▶ _Written exercise a_:
Repeat the rows word for word, beginning with the first row and ending after the row that contains "x-axis-ticks: jan feb".

▬▬▬

As explained in FIG. 9, a rapid handover is identified when the UE stayed in Cell A for a period of time larger than regular handover dwell time and then was handed over from source Cell A to a target Cell C. Shortly after this handover, the UE hands over to its next target Cell B. The UE stays in Cell C only in a period of time shorter than regular handover dwell time. In the above case, the stated handover can be made more simple provided that the Cell A directly hands over to Cell B if the coverage of them allows. This measurement is also used to measure too early handovers (e.g. from Cell A to target Cell C). On the basis of gathered statistics, optimization of handover parameters can be done.

Disadvantages with this approach, similar to those of the early/late counters, handover failure with early/late identification, are that the Self Organising Network, SON, entity must be reactive not pro-active.

▬▬▬

▶ _Written exercise b_:
In the handover passage, list every network area that is identified by a capital letter.

(Layout dataset entries)

▬▬▬

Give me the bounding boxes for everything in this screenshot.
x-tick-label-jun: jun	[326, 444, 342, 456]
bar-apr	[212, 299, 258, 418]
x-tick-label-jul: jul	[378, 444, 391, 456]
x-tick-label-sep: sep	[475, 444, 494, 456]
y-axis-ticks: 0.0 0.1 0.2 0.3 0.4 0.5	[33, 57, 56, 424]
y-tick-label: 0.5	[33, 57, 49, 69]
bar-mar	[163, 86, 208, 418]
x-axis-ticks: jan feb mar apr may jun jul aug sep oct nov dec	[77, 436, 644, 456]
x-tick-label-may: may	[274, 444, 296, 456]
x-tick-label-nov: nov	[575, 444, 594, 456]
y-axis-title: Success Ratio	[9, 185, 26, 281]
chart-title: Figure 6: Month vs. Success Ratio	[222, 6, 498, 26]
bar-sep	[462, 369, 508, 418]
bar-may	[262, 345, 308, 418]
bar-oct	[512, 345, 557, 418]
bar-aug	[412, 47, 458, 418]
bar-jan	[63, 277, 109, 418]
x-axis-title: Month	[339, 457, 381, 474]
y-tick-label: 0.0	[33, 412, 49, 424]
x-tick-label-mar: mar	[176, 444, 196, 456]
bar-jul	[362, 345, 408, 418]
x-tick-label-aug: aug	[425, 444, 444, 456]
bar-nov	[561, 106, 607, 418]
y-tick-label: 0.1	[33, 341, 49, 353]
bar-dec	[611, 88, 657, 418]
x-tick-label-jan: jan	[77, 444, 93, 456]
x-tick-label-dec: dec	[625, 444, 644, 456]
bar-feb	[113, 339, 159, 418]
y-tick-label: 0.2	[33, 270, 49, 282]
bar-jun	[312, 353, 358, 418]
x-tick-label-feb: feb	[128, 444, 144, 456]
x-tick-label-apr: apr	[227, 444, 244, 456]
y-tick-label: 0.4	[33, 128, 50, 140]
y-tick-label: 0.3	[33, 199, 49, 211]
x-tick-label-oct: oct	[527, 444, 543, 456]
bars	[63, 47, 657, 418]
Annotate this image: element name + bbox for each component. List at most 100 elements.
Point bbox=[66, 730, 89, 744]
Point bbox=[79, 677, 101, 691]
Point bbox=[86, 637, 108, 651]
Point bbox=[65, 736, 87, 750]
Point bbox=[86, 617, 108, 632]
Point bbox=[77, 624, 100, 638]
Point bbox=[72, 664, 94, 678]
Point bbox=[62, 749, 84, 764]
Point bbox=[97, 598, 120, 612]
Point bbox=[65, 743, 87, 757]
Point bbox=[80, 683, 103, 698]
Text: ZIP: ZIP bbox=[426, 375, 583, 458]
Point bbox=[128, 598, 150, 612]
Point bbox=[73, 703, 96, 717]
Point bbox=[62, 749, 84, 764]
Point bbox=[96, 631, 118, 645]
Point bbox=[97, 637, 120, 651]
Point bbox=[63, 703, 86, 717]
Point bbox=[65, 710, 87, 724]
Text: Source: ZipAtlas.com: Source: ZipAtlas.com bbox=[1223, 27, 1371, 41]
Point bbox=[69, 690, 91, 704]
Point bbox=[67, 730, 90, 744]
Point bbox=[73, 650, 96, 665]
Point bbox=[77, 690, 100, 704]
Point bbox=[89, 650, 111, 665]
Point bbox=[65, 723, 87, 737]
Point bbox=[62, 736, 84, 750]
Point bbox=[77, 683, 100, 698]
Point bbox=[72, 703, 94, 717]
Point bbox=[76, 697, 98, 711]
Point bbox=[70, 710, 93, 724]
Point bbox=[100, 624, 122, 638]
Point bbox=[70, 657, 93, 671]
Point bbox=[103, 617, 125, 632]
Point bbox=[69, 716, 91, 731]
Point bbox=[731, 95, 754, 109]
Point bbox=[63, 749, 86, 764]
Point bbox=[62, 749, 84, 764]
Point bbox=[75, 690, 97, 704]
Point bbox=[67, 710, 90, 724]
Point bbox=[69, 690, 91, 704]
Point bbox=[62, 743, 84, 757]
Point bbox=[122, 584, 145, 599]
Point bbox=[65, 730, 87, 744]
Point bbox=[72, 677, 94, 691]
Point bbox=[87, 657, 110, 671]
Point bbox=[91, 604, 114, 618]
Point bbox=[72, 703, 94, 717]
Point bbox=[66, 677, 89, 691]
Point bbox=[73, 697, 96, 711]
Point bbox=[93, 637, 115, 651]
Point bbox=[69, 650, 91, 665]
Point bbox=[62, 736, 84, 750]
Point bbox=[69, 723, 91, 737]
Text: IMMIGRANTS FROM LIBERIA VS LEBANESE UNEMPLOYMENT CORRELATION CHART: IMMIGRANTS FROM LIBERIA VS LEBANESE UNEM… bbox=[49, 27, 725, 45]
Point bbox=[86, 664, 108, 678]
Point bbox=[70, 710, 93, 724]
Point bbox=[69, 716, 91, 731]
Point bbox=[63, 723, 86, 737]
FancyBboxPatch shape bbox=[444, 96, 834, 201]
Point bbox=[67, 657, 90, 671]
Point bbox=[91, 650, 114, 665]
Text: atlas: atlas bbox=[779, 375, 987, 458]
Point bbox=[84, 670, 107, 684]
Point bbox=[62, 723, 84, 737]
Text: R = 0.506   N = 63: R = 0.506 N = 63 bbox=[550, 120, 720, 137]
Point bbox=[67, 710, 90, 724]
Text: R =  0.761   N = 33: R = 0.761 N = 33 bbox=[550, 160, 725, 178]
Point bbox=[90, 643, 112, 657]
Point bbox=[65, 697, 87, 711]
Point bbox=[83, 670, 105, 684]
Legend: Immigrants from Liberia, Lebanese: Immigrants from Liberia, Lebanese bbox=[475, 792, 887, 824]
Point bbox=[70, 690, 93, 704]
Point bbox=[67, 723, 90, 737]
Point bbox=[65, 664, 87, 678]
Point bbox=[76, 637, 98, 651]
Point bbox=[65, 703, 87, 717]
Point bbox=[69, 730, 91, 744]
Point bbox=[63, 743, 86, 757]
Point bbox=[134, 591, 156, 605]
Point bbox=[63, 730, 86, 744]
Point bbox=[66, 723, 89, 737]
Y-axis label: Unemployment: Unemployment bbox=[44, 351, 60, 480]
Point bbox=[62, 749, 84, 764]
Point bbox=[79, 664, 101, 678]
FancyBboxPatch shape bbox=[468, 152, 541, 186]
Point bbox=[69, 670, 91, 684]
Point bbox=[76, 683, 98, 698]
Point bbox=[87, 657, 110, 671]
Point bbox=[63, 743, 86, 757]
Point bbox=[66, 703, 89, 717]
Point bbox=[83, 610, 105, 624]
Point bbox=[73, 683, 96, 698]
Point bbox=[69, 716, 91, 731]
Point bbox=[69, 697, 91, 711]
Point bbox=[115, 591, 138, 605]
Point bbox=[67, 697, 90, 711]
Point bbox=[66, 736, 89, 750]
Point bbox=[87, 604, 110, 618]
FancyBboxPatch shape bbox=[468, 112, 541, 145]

▬▬▬

▶ _Solution a_:
Give me the bounding boxes for everything in this screenshot.
x-tick-label-jun: jun	[326, 444, 342, 456]
bar-apr	[212, 299, 258, 418]
x-tick-label-jul: jul	[378, 444, 391, 456]
x-tick-label-sep: sep	[475, 444, 494, 456]
y-axis-ticks: 0.0 0.1 0.2 0.3 0.4 0.5	[33, 57, 56, 424]
y-tick-label: 0.5	[33, 57, 49, 69]
bar-mar	[163, 86, 208, 418]
x-axis-ticks: jan feb mar apr may jun jul aug sep oct nov dec	[77, 436, 644, 456]

▶ _Solution b_:
Cell A, Cell B, Cell C